→ EXERCISE OBJECTIVE: The exercise asks you to copy every line below in which "this" appears.

→ INFORMATION SUPPLIED:
◇ ◇ ◇ ◇
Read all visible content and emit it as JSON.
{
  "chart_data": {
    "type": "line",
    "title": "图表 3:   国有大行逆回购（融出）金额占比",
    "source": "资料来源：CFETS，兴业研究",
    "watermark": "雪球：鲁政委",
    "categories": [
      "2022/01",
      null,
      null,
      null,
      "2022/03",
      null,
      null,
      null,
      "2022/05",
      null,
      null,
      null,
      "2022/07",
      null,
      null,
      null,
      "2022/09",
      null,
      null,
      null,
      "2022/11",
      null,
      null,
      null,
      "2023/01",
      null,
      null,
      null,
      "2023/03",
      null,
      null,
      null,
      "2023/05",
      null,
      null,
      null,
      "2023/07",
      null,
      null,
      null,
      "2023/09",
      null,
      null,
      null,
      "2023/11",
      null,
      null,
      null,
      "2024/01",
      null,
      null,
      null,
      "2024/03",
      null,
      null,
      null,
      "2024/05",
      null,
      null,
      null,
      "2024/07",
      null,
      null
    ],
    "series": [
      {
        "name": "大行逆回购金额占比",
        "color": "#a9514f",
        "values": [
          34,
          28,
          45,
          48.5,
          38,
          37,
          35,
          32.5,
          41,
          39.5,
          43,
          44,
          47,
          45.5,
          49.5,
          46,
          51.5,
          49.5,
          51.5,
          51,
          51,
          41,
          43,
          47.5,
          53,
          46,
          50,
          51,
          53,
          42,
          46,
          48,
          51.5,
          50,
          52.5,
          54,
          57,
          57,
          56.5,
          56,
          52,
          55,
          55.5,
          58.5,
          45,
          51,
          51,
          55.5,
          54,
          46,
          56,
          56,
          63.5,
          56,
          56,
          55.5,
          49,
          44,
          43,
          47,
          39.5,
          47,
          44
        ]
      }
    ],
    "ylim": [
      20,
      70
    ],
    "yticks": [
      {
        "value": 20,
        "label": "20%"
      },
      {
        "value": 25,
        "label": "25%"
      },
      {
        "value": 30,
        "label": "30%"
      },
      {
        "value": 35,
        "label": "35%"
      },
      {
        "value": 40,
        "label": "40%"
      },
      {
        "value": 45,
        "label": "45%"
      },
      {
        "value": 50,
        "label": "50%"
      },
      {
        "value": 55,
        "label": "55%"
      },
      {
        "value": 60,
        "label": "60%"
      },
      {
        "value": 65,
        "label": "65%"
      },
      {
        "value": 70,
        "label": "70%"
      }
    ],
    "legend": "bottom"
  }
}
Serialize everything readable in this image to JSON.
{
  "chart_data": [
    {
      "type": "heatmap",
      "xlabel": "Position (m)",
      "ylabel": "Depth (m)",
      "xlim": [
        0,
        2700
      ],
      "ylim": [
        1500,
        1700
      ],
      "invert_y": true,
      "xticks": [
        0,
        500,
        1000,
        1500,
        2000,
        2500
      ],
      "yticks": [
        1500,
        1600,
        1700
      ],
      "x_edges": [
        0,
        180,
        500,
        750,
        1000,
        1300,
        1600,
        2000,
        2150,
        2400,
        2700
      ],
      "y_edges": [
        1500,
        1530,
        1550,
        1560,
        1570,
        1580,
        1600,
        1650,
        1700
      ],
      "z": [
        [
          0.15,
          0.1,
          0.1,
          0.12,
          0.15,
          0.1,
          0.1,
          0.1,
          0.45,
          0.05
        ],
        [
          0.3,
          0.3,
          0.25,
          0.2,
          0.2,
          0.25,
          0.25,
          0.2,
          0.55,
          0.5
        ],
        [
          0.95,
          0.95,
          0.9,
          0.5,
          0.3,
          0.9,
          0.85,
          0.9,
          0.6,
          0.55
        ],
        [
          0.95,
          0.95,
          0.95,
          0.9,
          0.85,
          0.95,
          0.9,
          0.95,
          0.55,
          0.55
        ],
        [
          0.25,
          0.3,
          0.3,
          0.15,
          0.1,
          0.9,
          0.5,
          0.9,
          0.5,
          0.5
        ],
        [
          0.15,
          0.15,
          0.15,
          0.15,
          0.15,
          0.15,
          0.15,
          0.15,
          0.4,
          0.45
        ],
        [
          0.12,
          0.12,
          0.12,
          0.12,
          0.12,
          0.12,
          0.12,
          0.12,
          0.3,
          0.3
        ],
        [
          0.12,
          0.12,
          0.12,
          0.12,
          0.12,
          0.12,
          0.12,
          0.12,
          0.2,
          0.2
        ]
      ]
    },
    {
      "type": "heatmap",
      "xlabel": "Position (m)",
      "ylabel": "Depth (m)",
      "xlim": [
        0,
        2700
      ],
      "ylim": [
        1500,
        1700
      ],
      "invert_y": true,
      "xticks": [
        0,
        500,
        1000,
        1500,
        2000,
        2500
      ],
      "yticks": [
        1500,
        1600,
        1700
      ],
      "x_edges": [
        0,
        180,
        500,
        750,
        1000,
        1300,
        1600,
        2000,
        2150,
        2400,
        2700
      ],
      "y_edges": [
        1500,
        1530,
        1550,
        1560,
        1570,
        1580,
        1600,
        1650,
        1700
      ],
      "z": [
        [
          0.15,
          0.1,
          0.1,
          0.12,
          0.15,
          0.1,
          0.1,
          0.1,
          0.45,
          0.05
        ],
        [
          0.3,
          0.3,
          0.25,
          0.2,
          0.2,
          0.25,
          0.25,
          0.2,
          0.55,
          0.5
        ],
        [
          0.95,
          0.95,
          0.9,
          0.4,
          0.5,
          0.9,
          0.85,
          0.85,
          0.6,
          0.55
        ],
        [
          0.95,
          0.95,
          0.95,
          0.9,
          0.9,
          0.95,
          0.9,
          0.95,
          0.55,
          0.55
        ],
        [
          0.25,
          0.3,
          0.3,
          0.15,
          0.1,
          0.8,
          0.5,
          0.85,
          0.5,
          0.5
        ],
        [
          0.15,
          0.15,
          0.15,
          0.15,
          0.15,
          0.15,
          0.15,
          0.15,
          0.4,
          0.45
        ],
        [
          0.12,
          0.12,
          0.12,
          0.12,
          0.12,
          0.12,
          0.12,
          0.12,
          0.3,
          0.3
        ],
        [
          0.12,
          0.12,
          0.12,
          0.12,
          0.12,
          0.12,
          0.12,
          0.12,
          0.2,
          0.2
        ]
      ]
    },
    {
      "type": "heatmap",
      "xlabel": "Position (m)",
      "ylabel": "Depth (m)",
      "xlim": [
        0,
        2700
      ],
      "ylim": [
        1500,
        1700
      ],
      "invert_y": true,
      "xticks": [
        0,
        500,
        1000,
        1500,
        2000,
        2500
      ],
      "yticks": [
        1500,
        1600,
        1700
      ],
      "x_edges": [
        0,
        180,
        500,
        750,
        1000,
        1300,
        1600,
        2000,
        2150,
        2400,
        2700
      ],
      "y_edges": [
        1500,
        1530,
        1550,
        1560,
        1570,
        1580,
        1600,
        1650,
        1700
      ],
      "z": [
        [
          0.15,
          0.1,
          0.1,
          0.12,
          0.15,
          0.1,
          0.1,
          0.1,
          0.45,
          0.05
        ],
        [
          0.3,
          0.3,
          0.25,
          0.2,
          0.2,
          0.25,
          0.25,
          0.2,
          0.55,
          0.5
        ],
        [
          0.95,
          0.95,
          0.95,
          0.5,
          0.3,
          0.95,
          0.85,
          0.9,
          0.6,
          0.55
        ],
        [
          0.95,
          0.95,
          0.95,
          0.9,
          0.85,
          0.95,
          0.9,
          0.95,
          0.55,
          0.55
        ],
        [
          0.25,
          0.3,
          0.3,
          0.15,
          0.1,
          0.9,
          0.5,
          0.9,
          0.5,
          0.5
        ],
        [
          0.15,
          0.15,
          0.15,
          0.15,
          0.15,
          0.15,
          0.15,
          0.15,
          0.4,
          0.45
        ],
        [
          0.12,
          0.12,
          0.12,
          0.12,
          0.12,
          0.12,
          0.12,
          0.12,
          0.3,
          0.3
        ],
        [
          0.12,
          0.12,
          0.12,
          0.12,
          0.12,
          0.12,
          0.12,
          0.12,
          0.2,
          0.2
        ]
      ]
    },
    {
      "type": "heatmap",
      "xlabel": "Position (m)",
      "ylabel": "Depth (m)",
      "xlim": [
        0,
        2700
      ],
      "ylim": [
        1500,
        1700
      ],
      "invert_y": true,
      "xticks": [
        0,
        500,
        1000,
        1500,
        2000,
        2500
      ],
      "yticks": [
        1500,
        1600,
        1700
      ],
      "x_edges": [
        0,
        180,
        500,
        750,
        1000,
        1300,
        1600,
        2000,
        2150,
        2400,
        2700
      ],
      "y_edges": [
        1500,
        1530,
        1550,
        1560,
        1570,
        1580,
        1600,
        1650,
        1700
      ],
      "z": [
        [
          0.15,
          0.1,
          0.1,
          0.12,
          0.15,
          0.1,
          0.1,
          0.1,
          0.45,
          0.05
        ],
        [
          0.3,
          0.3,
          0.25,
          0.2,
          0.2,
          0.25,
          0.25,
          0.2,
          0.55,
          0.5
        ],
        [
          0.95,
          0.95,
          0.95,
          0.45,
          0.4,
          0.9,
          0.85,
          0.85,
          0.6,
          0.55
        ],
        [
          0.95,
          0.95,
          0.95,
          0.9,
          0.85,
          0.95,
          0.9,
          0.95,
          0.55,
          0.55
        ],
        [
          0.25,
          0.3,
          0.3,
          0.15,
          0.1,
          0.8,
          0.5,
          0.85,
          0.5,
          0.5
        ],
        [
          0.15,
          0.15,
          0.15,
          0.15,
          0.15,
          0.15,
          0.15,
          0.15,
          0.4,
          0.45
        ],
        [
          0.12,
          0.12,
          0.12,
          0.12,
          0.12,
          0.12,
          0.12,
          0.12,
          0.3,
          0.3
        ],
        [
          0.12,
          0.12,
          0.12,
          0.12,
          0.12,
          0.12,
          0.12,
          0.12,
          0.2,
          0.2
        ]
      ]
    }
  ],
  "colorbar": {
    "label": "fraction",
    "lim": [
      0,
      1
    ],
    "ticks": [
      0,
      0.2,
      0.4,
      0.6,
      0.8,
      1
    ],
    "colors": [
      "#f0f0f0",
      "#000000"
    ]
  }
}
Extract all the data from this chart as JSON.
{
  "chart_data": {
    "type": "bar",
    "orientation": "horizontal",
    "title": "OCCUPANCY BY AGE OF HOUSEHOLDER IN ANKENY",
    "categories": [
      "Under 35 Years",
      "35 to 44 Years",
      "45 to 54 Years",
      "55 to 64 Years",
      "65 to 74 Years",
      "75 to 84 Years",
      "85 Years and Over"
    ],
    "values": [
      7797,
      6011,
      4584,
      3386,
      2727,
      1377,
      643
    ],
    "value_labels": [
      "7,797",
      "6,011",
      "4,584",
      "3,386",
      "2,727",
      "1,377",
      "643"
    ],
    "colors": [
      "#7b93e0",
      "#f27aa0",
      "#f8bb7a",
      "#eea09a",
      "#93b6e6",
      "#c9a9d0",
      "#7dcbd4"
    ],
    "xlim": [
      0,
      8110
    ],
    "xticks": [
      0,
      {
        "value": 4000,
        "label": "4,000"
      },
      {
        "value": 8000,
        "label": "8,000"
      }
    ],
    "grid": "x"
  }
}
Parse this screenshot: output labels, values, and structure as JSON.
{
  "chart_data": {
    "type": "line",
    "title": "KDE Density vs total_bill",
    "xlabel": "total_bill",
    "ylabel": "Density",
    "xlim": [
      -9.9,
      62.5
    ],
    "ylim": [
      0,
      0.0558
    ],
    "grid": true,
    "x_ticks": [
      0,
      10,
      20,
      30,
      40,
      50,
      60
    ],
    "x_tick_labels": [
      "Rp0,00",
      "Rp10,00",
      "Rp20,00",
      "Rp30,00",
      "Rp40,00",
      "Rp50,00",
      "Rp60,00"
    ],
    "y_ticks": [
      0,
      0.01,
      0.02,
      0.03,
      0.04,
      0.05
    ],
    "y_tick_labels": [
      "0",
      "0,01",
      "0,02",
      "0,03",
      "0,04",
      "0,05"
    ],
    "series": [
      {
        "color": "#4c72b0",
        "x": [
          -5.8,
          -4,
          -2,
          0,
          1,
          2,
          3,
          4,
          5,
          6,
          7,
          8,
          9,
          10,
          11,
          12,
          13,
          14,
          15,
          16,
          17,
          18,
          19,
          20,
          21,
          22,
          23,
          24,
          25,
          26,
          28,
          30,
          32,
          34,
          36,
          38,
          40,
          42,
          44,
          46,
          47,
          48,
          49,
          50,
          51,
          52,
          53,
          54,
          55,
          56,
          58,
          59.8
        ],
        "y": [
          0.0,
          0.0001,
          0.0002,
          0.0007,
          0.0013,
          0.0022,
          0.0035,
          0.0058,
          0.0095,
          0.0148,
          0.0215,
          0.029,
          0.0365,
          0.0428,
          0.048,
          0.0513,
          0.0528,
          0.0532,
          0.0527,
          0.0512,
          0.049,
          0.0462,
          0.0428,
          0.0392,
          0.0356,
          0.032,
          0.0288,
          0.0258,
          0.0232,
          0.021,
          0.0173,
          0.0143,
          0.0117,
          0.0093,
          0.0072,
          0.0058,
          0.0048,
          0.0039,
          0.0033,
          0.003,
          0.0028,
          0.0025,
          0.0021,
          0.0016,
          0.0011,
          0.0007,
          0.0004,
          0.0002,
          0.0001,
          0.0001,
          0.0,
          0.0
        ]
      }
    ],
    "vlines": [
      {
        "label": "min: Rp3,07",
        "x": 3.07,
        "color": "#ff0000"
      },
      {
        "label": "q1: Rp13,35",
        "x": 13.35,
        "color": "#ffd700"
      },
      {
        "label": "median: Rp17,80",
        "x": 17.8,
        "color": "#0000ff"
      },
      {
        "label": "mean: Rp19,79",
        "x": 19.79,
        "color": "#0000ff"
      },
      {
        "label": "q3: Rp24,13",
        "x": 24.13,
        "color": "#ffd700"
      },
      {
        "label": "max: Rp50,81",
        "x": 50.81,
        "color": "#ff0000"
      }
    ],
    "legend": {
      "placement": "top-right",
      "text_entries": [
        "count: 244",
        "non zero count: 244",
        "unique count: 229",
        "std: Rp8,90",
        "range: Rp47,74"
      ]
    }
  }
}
◇ ◇ ◇ ◇
→ REPLY TO THE TASK:
Serialize everything readable in this image to JSON.
Extract all the data from this chart as JSON.
Parse this screenshot: output labels, values, and structure as JSON.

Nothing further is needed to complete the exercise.